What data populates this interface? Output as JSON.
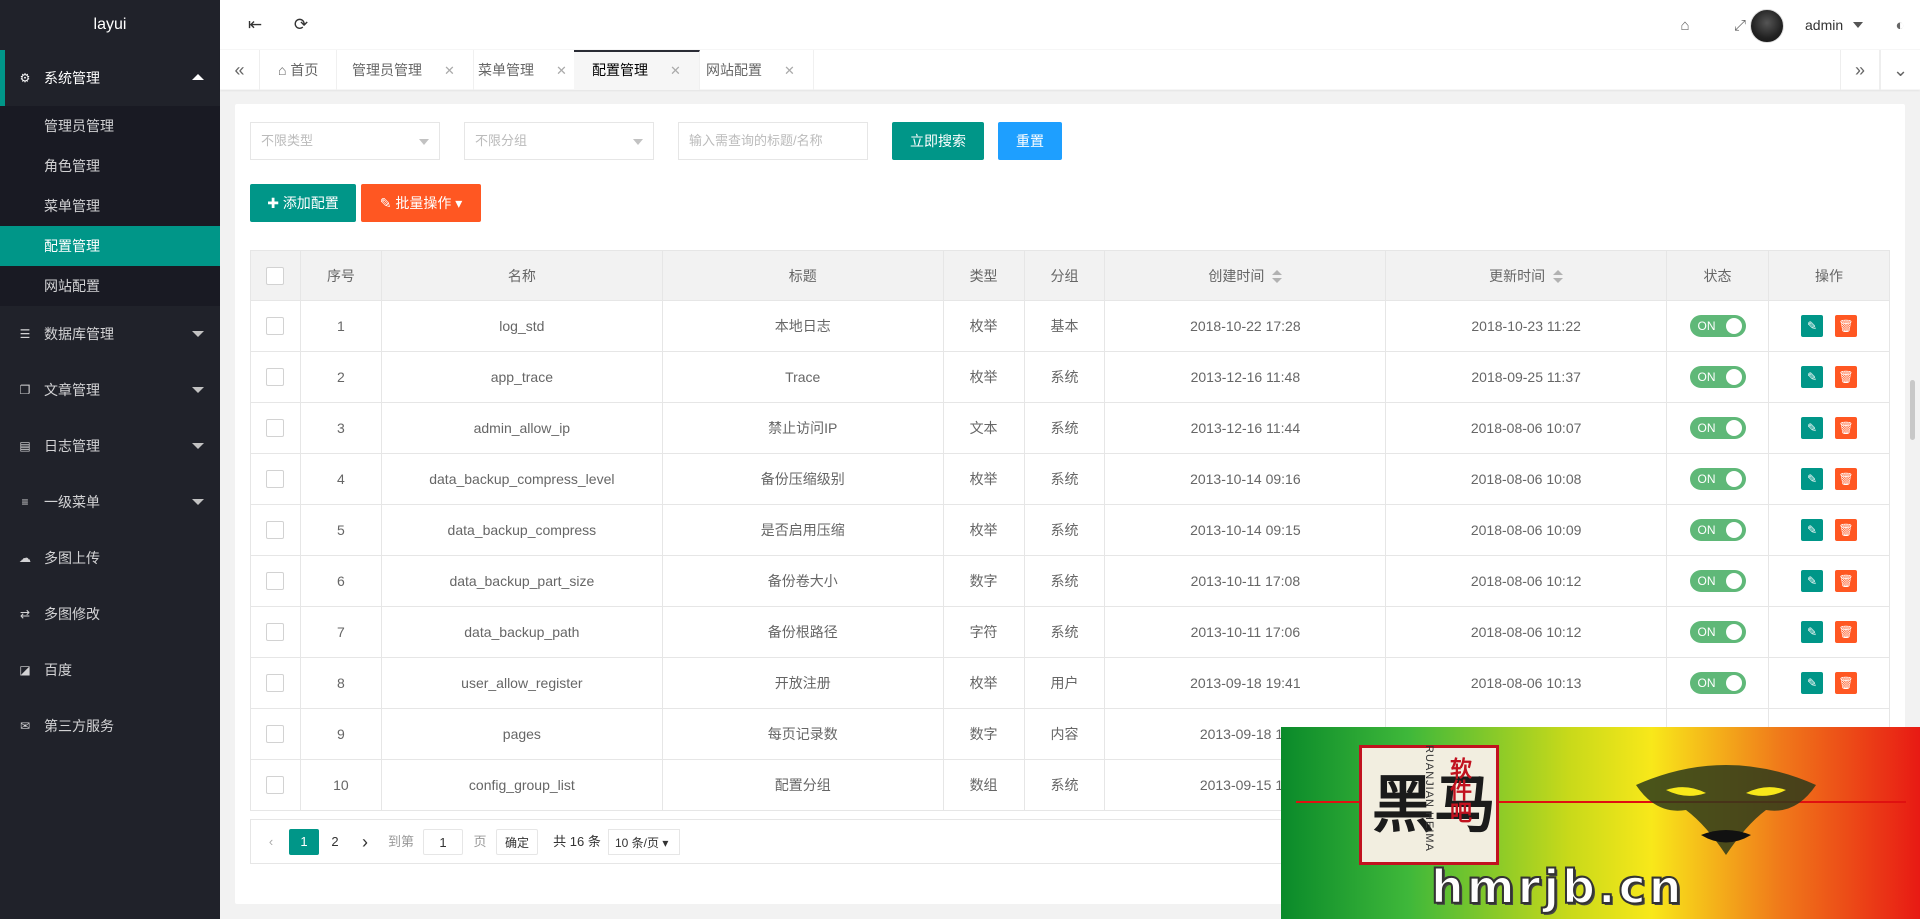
{
  "app": {
    "logo": "layui"
  },
  "sidebar": {
    "system": {
      "label": "系统管理",
      "children": [
        "管理员管理",
        "角色管理",
        "菜单管理",
        "配置管理",
        "网站配置"
      ],
      "active_index": 3
    },
    "items": [
      {
        "label": "数据库管理",
        "icon": "database-icon",
        "has_children": true
      },
      {
        "label": "文章管理",
        "icon": "copy-icon",
        "has_children": true
      },
      {
        "label": "日志管理",
        "icon": "list-icon",
        "has_children": true
      },
      {
        "label": "一级菜单",
        "icon": "menu-icon",
        "has_children": true
      },
      {
        "label": "多图上传",
        "icon": "cloud-upload-icon",
        "has_children": false
      },
      {
        "label": "多图修改",
        "icon": "exchange-icon",
        "has_children": false
      },
      {
        "label": "百度",
        "icon": "external-link-icon",
        "has_children": false
      },
      {
        "label": "第三方服务",
        "icon": "envelope-icon",
        "has_children": false
      }
    ]
  },
  "header": {
    "user": "admin"
  },
  "tabs": [
    {
      "label": "首页",
      "closable": false,
      "icon": "home-icon"
    },
    {
      "label": "管理员管理",
      "closable": true
    },
    {
      "label": "菜单管理",
      "closable": true
    },
    {
      "label": "配置管理",
      "closable": true,
      "active": true
    },
    {
      "label": "网站配置",
      "closable": true
    }
  ],
  "toolbar": {
    "type_placeholder": "不限类型",
    "group_placeholder": "不限分组",
    "search_placeholder": "输入需查询的标题/名称",
    "search_label": "立即搜索",
    "reset_label": "重置",
    "add_label": "添加配置",
    "batch_label": "批量操作"
  },
  "table": {
    "headers": [
      "序号",
      "名称",
      "标题",
      "类型",
      "分组",
      "创建时间",
      "更新时间",
      "状态",
      "操作"
    ],
    "switch_on": "ON",
    "rows": [
      {
        "no": "1",
        "name": "log_std",
        "title": "本地日志",
        "type": "枚举",
        "group": "基本",
        "created": "2018-10-22 17:28",
        "updated": "2018-10-23 11:22"
      },
      {
        "no": "2",
        "name": "app_trace",
        "title": "Trace",
        "type": "枚举",
        "group": "系统",
        "created": "2013-12-16 11:48",
        "updated": "2018-09-25 11:37"
      },
      {
        "no": "3",
        "name": "admin_allow_ip",
        "title": "禁止访问IP",
        "type": "文本",
        "group": "系统",
        "created": "2013-12-16 11:44",
        "updated": "2018-08-06 10:07"
      },
      {
        "no": "4",
        "name": "data_backup_compress_level",
        "title": "备份压缩级别",
        "type": "枚举",
        "group": "系统",
        "created": "2013-10-14 09:16",
        "updated": "2018-08-06 10:08"
      },
      {
        "no": "5",
        "name": "data_backup_compress",
        "title": "是否启用压缩",
        "type": "枚举",
        "group": "系统",
        "created": "2013-10-14 09:15",
        "updated": "2018-08-06 10:09"
      },
      {
        "no": "6",
        "name": "data_backup_part_size",
        "title": "备份卷大小",
        "type": "数字",
        "group": "系统",
        "created": "2013-10-11 17:08",
        "updated": "2018-08-06 10:12"
      },
      {
        "no": "7",
        "name": "data_backup_path",
        "title": "备份根路径",
        "type": "字符",
        "group": "系统",
        "created": "2013-10-11 17:06",
        "updated": "2018-08-06 10:12"
      },
      {
        "no": "8",
        "name": "user_allow_register",
        "title": "开放注册",
        "type": "枚举",
        "group": "用户",
        "created": "2013-09-18 19:41",
        "updated": "2018-08-06 10:13"
      },
      {
        "no": "9",
        "name": "pages",
        "title": "每页记录数",
        "type": "数字",
        "group": "内容",
        "created": "2013-09-18 19",
        "updated": ""
      },
      {
        "no": "10",
        "name": "config_group_list",
        "title": "配置分组",
        "type": "数组",
        "group": "系统",
        "created": "2013-09-15 14",
        "updated": ""
      }
    ]
  },
  "pager": {
    "current": "1",
    "next": "2",
    "goto_label": "到第",
    "page_value": "1",
    "page_unit": "页",
    "confirm": "确定",
    "total": "共 16 条",
    "per_page": "10 条/页"
  },
  "ad": {
    "logo_char": "黑马",
    "side_text": "软件吧",
    "en_text": "RUANJIAN HEIMA",
    "url": "hmrjb.cn"
  }
}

> [Aim of the exercise]: Every entry must be written out exactly, with all pictures left out.

> [Written solution]:
What data populates this interface? Output as JSON.
{
  "app": {
    "logo": "layui"
  },
  "sidebar": {
    "system": {
      "label": "系统管理",
      "children": [
        "管理员管理",
        "角色管理",
        "菜单管理",
        "配置管理",
        "网站配置"
      ],
      "active_index": 3
    },
    "items": [
      {
        "label": "数据库管理",
        "icon": "database-icon",
        "has_children": true
      },
      {
        "label": "文章管理",
        "icon": "copy-icon",
        "has_children": true
      },
      {
        "label": "日志管理",
        "icon": "list-icon",
        "has_children": true
      },
      {
        "label": "一级菜单",
        "icon": "menu-icon",
        "has_children": true
      },
      {
        "label": "多图上传",
        "icon": "cloud-upload-icon",
        "has_children": false
      },
      {
        "label": "多图修改",
        "icon": "exchange-icon",
        "has_children": false
      },
      {
        "label": "百度",
        "icon": "external-link-icon",
        "has_children": false
      },
      {
        "label": "第三方服务",
        "icon": "envelope-icon",
        "has_children": false
      }
    ]
  },
  "header": {
    "user": "admin"
  },
  "tabs": [
    {
      "label": "首页",
      "closable": false,
      "icon": "home-icon"
    },
    {
      "label": "管理员管理",
      "closable": true
    },
    {
      "label": "菜单管理",
      "closable": true
    },
    {
      "label": "配置管理",
      "closable": true,
      "active": true
    },
    {
      "label": "网站配置",
      "closable": true
    }
  ],
  "toolbar": {
    "type_placeholder": "不限类型",
    "group_placeholder": "不限分组",
    "search_placeholder": "输入需查询的标题/名称",
    "search_label": "立即搜索",
    "reset_label": "重置",
    "add_label": "添加配置",
    "batch_label": "批量操作"
  },
  "table": {
    "headers": [
      "序号",
      "名称",
      "标题",
      "类型",
      "分组",
      "创建时间",
      "更新时间",
      "状态",
      "操作"
    ],
    "switch_on": "ON",
    "rows": [
      {
        "no": "1",
        "name": "log_std",
        "title": "本地日志",
        "type": "枚举",
        "group": "基本",
        "created": "2018-10-22 17:28",
        "updated": "2018-10-23 11:22"
      },
      {
        "no": "2",
        "name": "app_trace",
        "title": "Trace",
        "type": "枚举",
        "group": "系统",
        "created": "2013-12-16 11:48",
        "updated": "2018-09-25 11:37"
      },
      {
        "no": "3",
        "name": "admin_allow_ip",
        "title": "禁止访问IP",
        "type": "文本",
        "group": "系统",
        "created": "2013-12-16 11:44",
        "updated": "2018-08-06 10:07"
      },
      {
        "no": "4",
        "name": "data_backup_compress_level",
        "title": "备份压缩级别",
        "type": "枚举",
        "group": "系统",
        "created": "2013-10-14 09:16",
        "updated": "2018-08-06 10:08"
      },
      {
        "no": "5",
        "name": "data_backup_compress",
        "title": "是否启用压缩",
        "type": "枚举",
        "group": "系统",
        "created": "2013-10-14 09:15",
        "updated": "2018-08-06 10:09"
      },
      {
        "no": "6",
        "name": "data_backup_part_size",
        "title": "备份卷大小",
        "type": "数字",
        "group": "系统",
        "created": "2013-10-11 17:08",
        "updated": "2018-08-06 10:12"
      },
      {
        "no": "7",
        "name": "data_backup_path",
        "title": "备份根路径",
        "type": "字符",
        "group": "系统",
        "created": "2013-10-11 17:06",
        "updated": "2018-08-06 10:12"
      },
      {
        "no": "8",
        "name": "user_allow_register",
        "title": "开放注册",
        "type": "枚举",
        "group": "用户",
        "created": "2013-09-18 19:41",
        "updated": "2018-08-06 10:13"
      },
      {
        "no": "9",
        "name": "pages",
        "title": "每页记录数",
        "type": "数字",
        "group": "内容",
        "created": "2013-09-18 19",
        "updated": ""
      },
      {
        "no": "10",
        "name": "config_group_list",
        "title": "配置分组",
        "type": "数组",
        "group": "系统",
        "created": "2013-09-15 14",
        "updated": ""
      }
    ]
  },
  "pager": {
    "current": "1",
    "next": "2",
    "goto_label": "到第",
    "page_value": "1",
    "page_unit": "页",
    "confirm": "确定",
    "total": "共 16 条",
    "per_page": "10 条/页"
  },
  "ad": {
    "logo_char": "黑马",
    "side_text": "软件吧",
    "en_text": "RUANJIAN HEIMA",
    "url": "hmrjb.cn"
  }
}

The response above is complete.